Stated task
Write the material out again exactly as it stands.

Data provided
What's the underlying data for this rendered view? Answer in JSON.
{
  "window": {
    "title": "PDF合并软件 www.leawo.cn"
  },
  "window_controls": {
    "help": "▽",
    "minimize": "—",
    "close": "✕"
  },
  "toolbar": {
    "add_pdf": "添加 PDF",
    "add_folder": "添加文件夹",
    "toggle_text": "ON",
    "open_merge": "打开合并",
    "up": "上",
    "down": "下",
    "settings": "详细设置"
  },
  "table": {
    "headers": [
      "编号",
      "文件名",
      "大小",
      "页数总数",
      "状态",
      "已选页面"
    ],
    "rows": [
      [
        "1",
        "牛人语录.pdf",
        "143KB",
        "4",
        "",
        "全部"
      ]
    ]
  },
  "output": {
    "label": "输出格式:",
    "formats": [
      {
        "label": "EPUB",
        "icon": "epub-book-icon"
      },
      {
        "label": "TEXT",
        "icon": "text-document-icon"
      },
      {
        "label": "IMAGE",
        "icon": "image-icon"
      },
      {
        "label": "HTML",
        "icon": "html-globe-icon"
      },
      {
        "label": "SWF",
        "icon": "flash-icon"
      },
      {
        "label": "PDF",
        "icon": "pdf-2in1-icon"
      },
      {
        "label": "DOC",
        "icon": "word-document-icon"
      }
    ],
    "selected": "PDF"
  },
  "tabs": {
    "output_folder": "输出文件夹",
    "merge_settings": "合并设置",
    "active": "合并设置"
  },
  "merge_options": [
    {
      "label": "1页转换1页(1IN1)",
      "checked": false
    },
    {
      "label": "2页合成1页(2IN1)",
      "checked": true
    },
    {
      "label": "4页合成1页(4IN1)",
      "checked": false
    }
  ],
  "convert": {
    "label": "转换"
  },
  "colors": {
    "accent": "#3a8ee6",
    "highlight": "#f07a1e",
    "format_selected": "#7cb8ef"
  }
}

Response for this exercise
What's the underlying data for this rendered view? Answer in JSON.
{
  "window": {
    "title": "PDF合并软件 www.leawo.cn"
  },
  "window_controls": {
    "help": "▽",
    "minimize": "—",
    "close": "✕"
  },
  "toolbar": {
    "add_pdf": "添加 PDF",
    "add_folder": "添加文件夹",
    "toggle_text": "ON",
    "open_merge": "打开合并",
    "up": "上",
    "down": "下",
    "settings": "详细设置"
  },
  "table": {
    "headers": [
      "编号",
      "文件名",
      "大小",
      "页数总数",
      "状态",
      "已选页面"
    ],
    "rows": [
      [
        "1",
        "牛人语录.pdf",
        "143KB",
        "4",
        "",
        "全部"
      ]
    ]
  },
  "output": {
    "label": "输出格式:",
    "formats": [
      {
        "label": "EPUB",
        "icon": "epub-book-icon"
      },
      {
        "label": "TEXT",
        "icon": "text-document-icon"
      },
      {
        "label": "IMAGE",
        "icon": "image-icon"
      },
      {
        "label": "HTML",
        "icon": "html-globe-icon"
      },
      {
        "label": "SWF",
        "icon": "flash-icon"
      },
      {
        "label": "PDF",
        "icon": "pdf-2in1-icon"
      },
      {
        "label": "DOC",
        "icon": "word-document-icon"
      }
    ],
    "selected": "PDF"
  },
  "tabs": {
    "output_folder": "输出文件夹",
    "merge_settings": "合并设置",
    "active": "合并设置"
  },
  "merge_options": [
    {
      "label": "1页转换1页(1IN1)",
      "checked": false
    },
    {
      "label": "2页合成1页(2IN1)",
      "checked": true
    },
    {
      "label": "4页合成1页(4IN1)",
      "checked": false
    }
  ],
  "convert": {
    "label": "转换"
  },
  "colors": {
    "accent": "#3a8ee6",
    "highlight": "#f07a1e",
    "format_selected": "#7cb8ef"
  }
}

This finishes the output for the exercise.